• _WRITTEN EXERCISE_: Output the lines of the items below word for word, beginning with the line that contains "Patent image size: (829, 668)." and continuing through the line that contains "The magnetic storage". Include both of those lines and nothing else.

• _RECORDS SUPPLIED_:
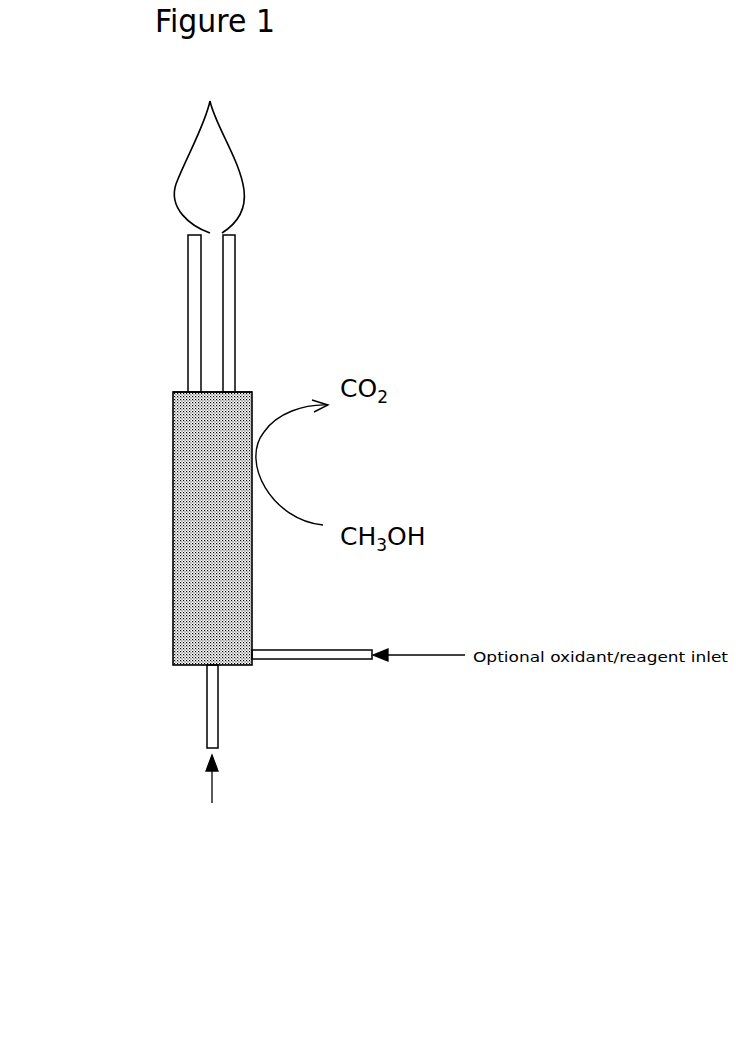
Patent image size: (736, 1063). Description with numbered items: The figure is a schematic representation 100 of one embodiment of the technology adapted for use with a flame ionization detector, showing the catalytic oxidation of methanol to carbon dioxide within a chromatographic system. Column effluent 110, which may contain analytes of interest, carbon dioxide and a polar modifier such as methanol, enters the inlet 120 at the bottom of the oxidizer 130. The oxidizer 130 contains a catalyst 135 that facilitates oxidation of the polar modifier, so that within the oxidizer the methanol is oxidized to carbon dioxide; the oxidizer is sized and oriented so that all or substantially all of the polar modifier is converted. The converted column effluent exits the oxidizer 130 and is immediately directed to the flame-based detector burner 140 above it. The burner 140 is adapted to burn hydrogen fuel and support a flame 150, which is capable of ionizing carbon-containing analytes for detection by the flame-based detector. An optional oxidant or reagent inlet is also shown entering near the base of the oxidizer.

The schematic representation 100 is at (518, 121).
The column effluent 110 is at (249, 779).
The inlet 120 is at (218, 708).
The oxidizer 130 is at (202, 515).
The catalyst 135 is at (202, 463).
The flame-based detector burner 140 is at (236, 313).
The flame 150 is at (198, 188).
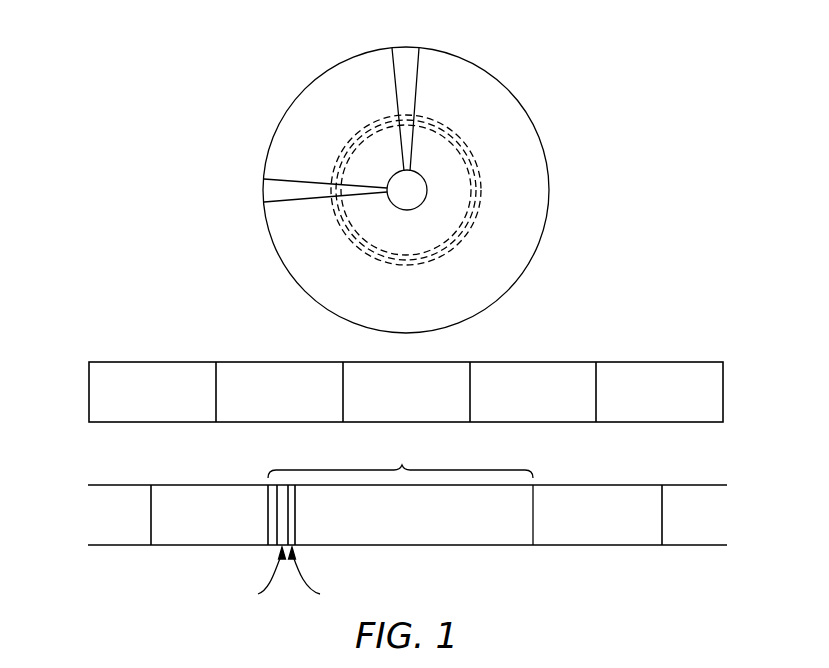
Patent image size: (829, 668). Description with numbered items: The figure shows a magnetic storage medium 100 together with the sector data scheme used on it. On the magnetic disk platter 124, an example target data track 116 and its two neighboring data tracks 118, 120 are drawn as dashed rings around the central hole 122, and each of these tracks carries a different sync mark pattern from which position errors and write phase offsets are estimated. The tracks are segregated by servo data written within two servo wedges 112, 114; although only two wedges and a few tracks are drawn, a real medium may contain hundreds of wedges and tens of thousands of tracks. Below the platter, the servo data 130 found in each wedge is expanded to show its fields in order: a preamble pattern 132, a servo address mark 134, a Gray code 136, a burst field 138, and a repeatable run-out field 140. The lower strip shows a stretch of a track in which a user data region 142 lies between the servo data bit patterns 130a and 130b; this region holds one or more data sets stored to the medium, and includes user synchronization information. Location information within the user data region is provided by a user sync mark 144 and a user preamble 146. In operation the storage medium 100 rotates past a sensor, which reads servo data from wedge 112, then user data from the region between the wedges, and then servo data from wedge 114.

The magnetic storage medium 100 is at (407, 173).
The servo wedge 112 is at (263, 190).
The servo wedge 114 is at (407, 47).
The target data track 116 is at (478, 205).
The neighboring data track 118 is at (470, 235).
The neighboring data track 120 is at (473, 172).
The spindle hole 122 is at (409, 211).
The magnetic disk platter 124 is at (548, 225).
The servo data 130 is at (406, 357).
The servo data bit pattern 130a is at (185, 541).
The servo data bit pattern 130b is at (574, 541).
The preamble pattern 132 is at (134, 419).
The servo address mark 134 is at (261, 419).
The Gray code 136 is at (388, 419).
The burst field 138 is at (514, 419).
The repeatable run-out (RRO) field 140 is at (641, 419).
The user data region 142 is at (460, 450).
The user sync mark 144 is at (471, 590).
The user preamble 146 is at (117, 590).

--

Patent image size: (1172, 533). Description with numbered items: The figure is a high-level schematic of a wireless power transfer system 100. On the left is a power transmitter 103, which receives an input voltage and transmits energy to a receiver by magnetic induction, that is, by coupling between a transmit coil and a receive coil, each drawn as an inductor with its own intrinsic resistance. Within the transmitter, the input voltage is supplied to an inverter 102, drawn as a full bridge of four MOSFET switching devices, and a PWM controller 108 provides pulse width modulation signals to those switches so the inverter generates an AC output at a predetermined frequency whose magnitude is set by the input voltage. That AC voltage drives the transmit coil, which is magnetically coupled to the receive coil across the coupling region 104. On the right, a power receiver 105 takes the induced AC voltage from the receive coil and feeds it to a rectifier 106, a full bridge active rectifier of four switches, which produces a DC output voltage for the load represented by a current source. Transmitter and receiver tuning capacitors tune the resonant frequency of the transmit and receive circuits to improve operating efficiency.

==

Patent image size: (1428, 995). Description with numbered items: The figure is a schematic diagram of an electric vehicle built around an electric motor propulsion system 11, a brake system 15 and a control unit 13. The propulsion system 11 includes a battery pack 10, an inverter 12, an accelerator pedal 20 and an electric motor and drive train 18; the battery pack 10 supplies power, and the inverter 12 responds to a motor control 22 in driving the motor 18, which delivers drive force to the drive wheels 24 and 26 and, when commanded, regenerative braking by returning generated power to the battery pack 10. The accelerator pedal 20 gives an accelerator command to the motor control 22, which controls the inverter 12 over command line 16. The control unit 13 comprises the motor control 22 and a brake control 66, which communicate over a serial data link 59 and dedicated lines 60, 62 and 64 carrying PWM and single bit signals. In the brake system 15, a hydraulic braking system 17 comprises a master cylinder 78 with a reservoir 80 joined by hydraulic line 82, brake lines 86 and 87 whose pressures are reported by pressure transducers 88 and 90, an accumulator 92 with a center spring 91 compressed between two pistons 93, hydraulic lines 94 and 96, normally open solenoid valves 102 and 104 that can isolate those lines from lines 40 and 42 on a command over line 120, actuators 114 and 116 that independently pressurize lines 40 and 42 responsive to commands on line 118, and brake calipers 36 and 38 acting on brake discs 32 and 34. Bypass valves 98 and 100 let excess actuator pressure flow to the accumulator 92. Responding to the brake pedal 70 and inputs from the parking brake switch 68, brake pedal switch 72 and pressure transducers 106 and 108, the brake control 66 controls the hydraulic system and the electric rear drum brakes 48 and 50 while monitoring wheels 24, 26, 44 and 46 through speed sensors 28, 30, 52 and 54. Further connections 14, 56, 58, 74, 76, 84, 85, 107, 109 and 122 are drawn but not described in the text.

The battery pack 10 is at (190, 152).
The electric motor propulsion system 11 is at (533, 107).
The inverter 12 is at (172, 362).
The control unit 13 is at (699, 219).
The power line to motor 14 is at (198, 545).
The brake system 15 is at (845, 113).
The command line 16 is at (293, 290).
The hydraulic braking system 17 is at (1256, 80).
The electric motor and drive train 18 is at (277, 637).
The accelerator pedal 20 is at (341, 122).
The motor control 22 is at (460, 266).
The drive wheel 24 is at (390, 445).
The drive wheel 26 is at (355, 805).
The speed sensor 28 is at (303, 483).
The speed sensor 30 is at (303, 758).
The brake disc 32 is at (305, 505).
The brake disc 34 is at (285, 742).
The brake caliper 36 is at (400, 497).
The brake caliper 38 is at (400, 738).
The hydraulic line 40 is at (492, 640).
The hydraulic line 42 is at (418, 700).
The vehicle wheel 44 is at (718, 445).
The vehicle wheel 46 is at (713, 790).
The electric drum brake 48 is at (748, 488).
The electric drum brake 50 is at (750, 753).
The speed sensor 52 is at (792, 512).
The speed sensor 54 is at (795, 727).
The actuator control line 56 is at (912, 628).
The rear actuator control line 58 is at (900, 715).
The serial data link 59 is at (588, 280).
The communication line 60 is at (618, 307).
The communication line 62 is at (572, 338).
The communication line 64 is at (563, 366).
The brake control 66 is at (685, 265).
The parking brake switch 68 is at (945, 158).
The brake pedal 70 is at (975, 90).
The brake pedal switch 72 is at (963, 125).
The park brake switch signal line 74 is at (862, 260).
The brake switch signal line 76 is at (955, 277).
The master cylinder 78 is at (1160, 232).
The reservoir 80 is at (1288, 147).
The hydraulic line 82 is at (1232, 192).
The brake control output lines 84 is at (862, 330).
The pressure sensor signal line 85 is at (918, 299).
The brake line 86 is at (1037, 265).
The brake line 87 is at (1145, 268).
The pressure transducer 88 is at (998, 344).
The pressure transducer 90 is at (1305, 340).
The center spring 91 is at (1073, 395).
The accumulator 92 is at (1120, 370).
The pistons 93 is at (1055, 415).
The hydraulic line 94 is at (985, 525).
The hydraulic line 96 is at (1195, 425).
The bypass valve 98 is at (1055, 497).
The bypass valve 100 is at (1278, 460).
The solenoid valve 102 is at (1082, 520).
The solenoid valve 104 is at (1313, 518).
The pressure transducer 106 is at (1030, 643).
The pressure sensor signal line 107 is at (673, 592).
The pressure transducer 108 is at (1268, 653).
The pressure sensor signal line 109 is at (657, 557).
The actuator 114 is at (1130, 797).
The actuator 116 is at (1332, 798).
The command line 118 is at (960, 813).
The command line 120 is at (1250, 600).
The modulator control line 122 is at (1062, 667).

• _SOLUTION_:
Patent image size: (829, 668). Description with numbered items: The figure shows a magnetic storage medium 100 together with the sector data scheme used on it. On the magnetic disk platter 124, an example target data track 116 and its two neighboring data tracks 118, 120 are drawn as dashed rings around the central hole 122, and each of these tracks carries a different sync mark pattern from which position errors and write phase offsets are estimated. The tracks are segregated by servo data written within two servo wedges 112, 114; although only two wedges and a few tracks are drawn, a real medium may contain hundreds of wedges and tens of thousands of tracks. Below the platter, the servo data 130 found in each wedge is expanded to show its fields in order: a preamble pattern 132, a servo address mark 134, a Gray code 136, a burst field 138, and a repeatable run-out field 140. The lower strip shows a stretch of a track in which a user data region 142 lies between the servo data bit patterns 130a and 130b; this region holds one or more data sets stored to the medium, and includes user synchronization information. Location information within the user data region is provided by a user sync mark 144 and a user preamble 146. In operation the storage medium 100 rotates past a sensor, which reads servo data from wedge 112, then user data from the region between the wedges, and then servo data from wedge 114.

The magnetic storage medium 100 is at (407, 173).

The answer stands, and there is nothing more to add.